### WRITTEN REQUEST
Each entry below is to be given again word for word, with no pictures.
....
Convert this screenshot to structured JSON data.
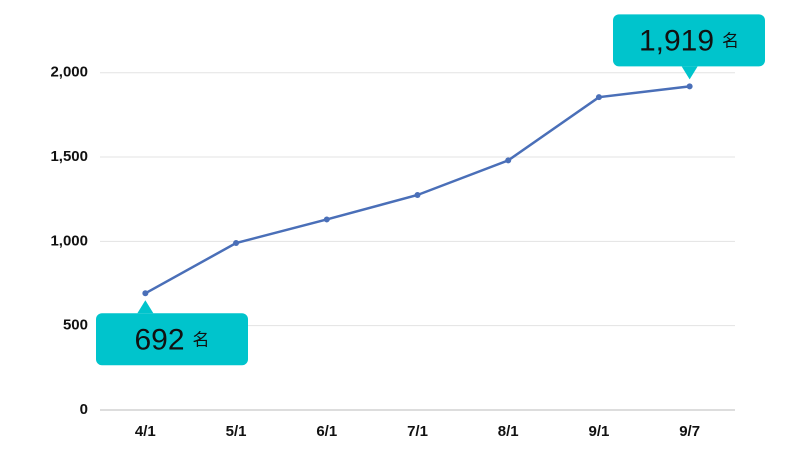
{
  "chart_data": {
    "type": "line",
    "categories": [
      "4/1",
      "5/1",
      "6/1",
      "7/1",
      "8/1",
      "9/1",
      "9/7"
    ],
    "values": [
      692,
      990,
      1130,
      1275,
      1480,
      1855,
      1919
    ],
    "value_labels": [
      "692",
      null,
      null,
      null,
      null,
      null,
      "1,919"
    ],
    "unit_label": "名",
    "color": "#4a6fb8",
    "callout_color": "#00c4cc",
    "ylim": [
      0,
      2200
    ],
    "yticks": [
      0,
      500,
      {
        "value": 1000,
        "label": "1,000"
      },
      {
        "value": 1500,
        "label": "1,500"
      },
      {
        "value": 2000,
        "label": "2,000"
      }
    ],
    "grid": true
  }
}
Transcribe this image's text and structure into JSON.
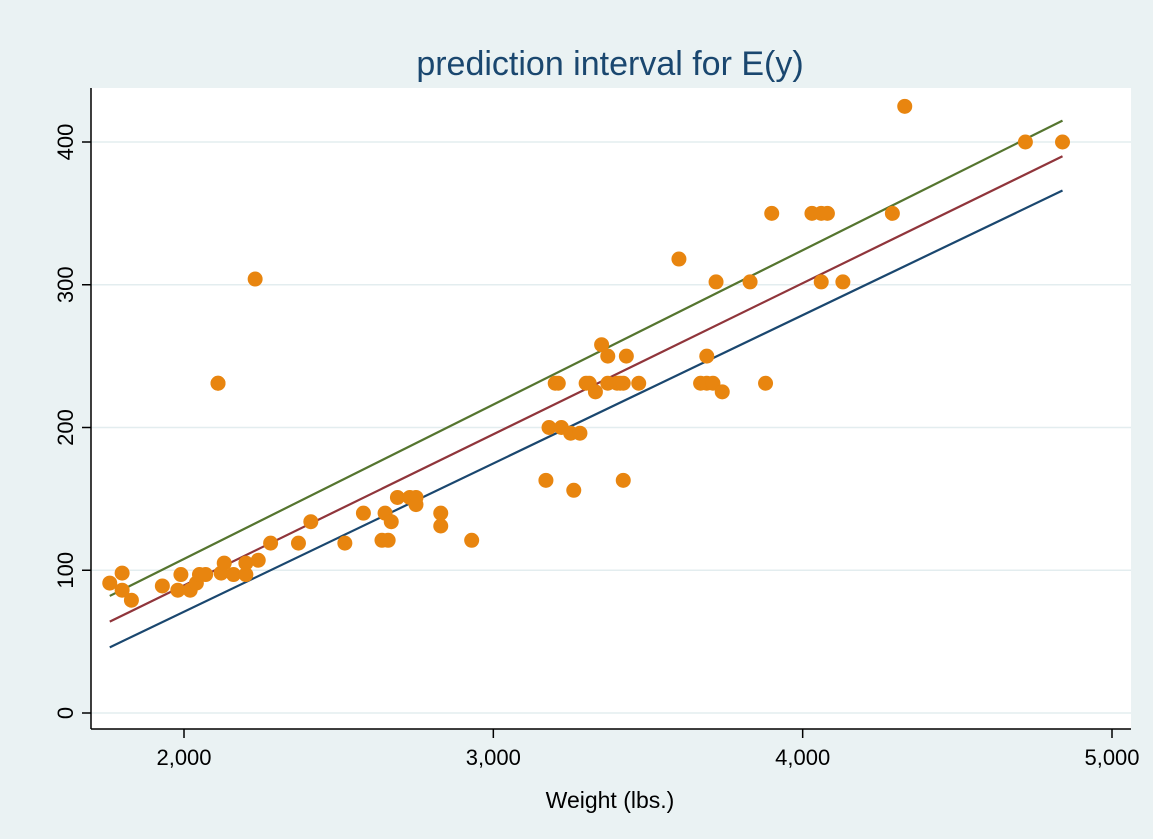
{
  "chart_data": {
    "type": "scatter",
    "title": "prediction interval for E(y)",
    "xlabel": "Weight (lbs.)",
    "ylabel": "",
    "xlim": [
      1700,
      5000
    ],
    "ylim": [
      0,
      440
    ],
    "x_ticks": [
      2000,
      3000,
      4000,
      5000
    ],
    "x_tick_labels": [
      "2,000",
      "3,000",
      "4,000",
      "5,000"
    ],
    "y_ticks": [
      0,
      100,
      200,
      300,
      400
    ],
    "y_tick_labels": [
      "0",
      "100",
      "200",
      "300",
      "400"
    ],
    "grid": "horizontal",
    "legend": "none",
    "colors": {
      "background": "#eaf2f3",
      "plot_background": "#ffffff",
      "grid": "#e3edef",
      "points": "#e8850f",
      "title": "#1a476f",
      "upper": "#55752f",
      "fit": "#90353b",
      "lower": "#1a476f"
    },
    "series": [
      {
        "kind": "points",
        "x": [
          1760,
          1800,
          1800,
          1830,
          1930,
          1980,
          1990,
          2020,
          2040,
          2050,
          2070,
          2110,
          2120,
          2130,
          2160,
          2200,
          2200,
          2240,
          2110,
          2230,
          2280,
          2370,
          2410,
          2520,
          2580,
          2640,
          2650,
          2660,
          2670,
          2690,
          2730,
          2750,
          2750,
          2830,
          2830,
          2930,
          3170,
          3180,
          3200,
          3210,
          3220,
          3250,
          3260,
          3280,
          3300,
          3310,
          3330,
          3350,
          3370,
          3370,
          3400,
          3410,
          3420,
          3420,
          3430,
          3470,
          3600,
          3670,
          3690,
          3690,
          3710,
          3720,
          3740,
          3830,
          3880,
          3900,
          4030,
          4060,
          4060,
          4080,
          4130,
          4290,
          4330,
          4720,
          4840
        ],
        "y": [
          91,
          98,
          86,
          79,
          89,
          86,
          97,
          86,
          91,
          97,
          97,
          231,
          98,
          105,
          97,
          97,
          105,
          107,
          231,
          304,
          119,
          119,
          134,
          119,
          140,
          121,
          140,
          121,
          134,
          151,
          151,
          151,
          146,
          140,
          131,
          121,
          163,
          200,
          231,
          231,
          200,
          196,
          156,
          196,
          231,
          231,
          225,
          258,
          231,
          250,
          231,
          231,
          163,
          231,
          250,
          231,
          318,
          231,
          231,
          250,
          231,
          302,
          225,
          302,
          231,
          350,
          350,
          350,
          302,
          350,
          302,
          350,
          425,
          400,
          400
        ]
      },
      {
        "kind": "line",
        "x": [
          1760,
          4840
        ],
        "y": [
          82,
          415
        ]
      },
      {
        "kind": "line",
        "x": [
          1760,
          4840
        ],
        "y": [
          64,
          390
        ]
      },
      {
        "kind": "line",
        "x": [
          1760,
          4840
        ],
        "y": [
          46,
          366
        ]
      }
    ]
  }
}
....
### RESULT OF THIS TASK
Convert this screenshot to structured JSON data.
{
  "chart_data": {
    "type": "line",
    "categories": [
      "4/1",
      "5/1",
      "6/1",
      "7/1",
      "8/1",
      "9/1",
      "9/7"
    ],
    "values": [
      692,
      990,
      1130,
      1275,
      1480,
      1855,
      1919
    ],
    "value_labels": [
      "692",
      null,
      null,
      null,
      null,
      null,
      "1,919"
    ],
    "unit_label": "名",
    "color": "#4a6fb8",
    "callout_color": "#00c4cc",
    "ylim": [
      0,
      2200
    ],
    "yticks": [
      0,
      500,
      {
        "value": 1000,
        "label": "1,000"
      },
      {
        "value": 1500,
        "label": "1,500"
      },
      {
        "value": 2000,
        "label": "2,000"
      }
    ],
    "grid": true
  }
}
Transcribe this image's text and structure into JSON.
{
  "chart_data": {
    "type": "scatter",
    "title": "prediction interval for E(y)",
    "xlabel": "Weight (lbs.)",
    "ylabel": "",
    "xlim": [
      1700,
      5000
    ],
    "ylim": [
      0,
      440
    ],
    "x_ticks": [
      2000,
      3000,
      4000,
      5000
    ],
    "x_tick_labels": [
      "2,000",
      "3,000",
      "4,000",
      "5,000"
    ],
    "y_ticks": [
      0,
      100,
      200,
      300,
      400
    ],
    "y_tick_labels": [
      "0",
      "100",
      "200",
      "300",
      "400"
    ],
    "grid": "horizontal",
    "legend": "none",
    "colors": {
      "background": "#eaf2f3",
      "plot_background": "#ffffff",
      "grid": "#e3edef",
      "points": "#e8850f",
      "title": "#1a476f",
      "upper": "#55752f",
      "fit": "#90353b",
      "lower": "#1a476f"
    },
    "series": [
      {
        "kind": "points",
        "x": [
          1760,
          1800,
          1800,
          1830,
          1930,
          1980,
          1990,
          2020,
          2040,
          2050,
          2070,
          2110,
          2120,
          2130,
          2160,
          2200,
          2200,
          2240,
          2110,
          2230,
          2280,
          2370,
          2410,
          2520,
          2580,
          2640,
          2650,
          2660,
          2670,
          2690,
          2730,
          2750,
          2750,
          2830,
          2830,
          2930,
          3170,
          3180,
          3200,
          3210,
          3220,
          3250,
          3260,
          3280,
          3300,
          3310,
          3330,
          3350,
          3370,
          3370,
          3400,
          3410,
          3420,
          3420,
          3430,
          3470,
          3600,
          3670,
          3690,
          3690,
          3710,
          3720,
          3740,
          3830,
          3880,
          3900,
          4030,
          4060,
          4060,
          4080,
          4130,
          4290,
          4330,
          4720,
          4840
        ],
        "y": [
          91,
          98,
          86,
          79,
          89,
          86,
          97,
          86,
          91,
          97,
          97,
          231,
          98,
          105,
          97,
          97,
          105,
          107,
          231,
          304,
          119,
          119,
          134,
          119,
          140,
          121,
          140,
          121,
          134,
          151,
          151,
          151,
          146,
          140,
          131,
          121,
          163,
          200,
          231,
          231,
          200,
          196,
          156,
          196,
          231,
          231,
          225,
          258,
          231,
          250,
          231,
          231,
          163,
          231,
          250,
          231,
          318,
          231,
          231,
          250,
          231,
          302,
          225,
          302,
          231,
          350,
          350,
          350,
          302,
          350,
          302,
          350,
          425,
          400,
          400
        ]
      },
      {
        "kind": "line",
        "x": [
          1760,
          4840
        ],
        "y": [
          82,
          415
        ]
      },
      {
        "kind": "line",
        "x": [
          1760,
          4840
        ],
        "y": [
          64,
          390
        ]
      },
      {
        "kind": "line",
        "x": [
          1760,
          4840
        ],
        "y": [
          46,
          366
        ]
      }
    ]
  }
}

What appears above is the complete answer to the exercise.